(Element placement data)
----
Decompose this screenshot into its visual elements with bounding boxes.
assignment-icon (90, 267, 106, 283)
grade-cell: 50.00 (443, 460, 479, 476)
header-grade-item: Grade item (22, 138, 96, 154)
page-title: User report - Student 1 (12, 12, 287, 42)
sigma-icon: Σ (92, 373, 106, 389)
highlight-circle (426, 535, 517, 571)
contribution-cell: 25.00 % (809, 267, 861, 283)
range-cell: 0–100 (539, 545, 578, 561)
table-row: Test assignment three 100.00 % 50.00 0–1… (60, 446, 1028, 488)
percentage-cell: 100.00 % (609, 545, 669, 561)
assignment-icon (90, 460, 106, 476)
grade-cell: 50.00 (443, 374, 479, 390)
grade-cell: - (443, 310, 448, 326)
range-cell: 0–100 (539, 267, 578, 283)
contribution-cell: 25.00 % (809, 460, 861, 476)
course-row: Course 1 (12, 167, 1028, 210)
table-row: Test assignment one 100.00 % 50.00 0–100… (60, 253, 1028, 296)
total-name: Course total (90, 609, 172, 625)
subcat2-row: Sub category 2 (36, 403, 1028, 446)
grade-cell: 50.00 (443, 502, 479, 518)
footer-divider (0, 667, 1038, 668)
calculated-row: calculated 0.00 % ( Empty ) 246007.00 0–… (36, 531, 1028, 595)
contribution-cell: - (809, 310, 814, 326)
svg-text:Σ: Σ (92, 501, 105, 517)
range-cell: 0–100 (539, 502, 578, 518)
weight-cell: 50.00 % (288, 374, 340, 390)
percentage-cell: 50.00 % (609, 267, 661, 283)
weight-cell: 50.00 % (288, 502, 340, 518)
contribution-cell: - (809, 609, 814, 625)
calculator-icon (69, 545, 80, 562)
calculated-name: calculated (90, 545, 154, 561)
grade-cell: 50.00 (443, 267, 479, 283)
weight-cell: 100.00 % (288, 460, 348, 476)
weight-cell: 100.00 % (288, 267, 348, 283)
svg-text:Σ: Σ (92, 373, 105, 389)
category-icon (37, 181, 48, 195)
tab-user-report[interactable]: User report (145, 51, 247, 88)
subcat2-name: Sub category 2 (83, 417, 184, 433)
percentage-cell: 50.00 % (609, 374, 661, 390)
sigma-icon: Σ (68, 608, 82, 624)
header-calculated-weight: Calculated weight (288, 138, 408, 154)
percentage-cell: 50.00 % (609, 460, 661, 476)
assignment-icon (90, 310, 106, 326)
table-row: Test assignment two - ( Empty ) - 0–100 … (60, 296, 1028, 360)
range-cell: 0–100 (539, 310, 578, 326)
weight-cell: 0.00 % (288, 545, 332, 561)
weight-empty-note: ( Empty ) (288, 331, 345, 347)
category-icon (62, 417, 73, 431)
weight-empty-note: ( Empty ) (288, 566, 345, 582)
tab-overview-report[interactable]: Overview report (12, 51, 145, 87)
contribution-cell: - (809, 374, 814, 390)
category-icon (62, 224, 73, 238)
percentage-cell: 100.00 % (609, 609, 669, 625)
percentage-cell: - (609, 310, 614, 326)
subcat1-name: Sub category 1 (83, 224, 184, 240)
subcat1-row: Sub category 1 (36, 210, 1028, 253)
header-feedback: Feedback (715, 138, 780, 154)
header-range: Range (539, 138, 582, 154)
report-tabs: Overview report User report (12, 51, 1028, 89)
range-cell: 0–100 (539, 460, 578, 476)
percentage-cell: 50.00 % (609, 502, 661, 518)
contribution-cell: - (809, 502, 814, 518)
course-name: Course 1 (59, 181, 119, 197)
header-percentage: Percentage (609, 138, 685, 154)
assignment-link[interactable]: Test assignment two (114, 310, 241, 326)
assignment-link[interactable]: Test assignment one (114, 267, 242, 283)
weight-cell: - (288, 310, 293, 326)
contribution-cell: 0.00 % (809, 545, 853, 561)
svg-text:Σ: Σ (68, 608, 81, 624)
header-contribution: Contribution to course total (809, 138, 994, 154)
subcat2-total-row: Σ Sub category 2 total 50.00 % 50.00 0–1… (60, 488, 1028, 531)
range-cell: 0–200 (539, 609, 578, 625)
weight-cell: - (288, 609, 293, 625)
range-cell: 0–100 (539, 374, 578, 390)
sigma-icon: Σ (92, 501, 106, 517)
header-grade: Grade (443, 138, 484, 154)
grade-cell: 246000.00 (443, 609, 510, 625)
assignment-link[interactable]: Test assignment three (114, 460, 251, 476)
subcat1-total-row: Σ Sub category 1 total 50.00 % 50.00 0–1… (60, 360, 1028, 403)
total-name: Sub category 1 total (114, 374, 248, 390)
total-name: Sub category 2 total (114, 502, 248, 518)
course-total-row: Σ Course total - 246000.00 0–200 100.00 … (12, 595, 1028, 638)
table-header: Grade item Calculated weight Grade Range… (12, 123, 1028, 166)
----
> **Problem**: Collect every line from the entries above that contains the string "note".

> **Expected answer**:
weight-empty-note: ( Empty ) (288, 331, 345, 347)
weight-empty-note: ( Empty ) (288, 566, 345, 582)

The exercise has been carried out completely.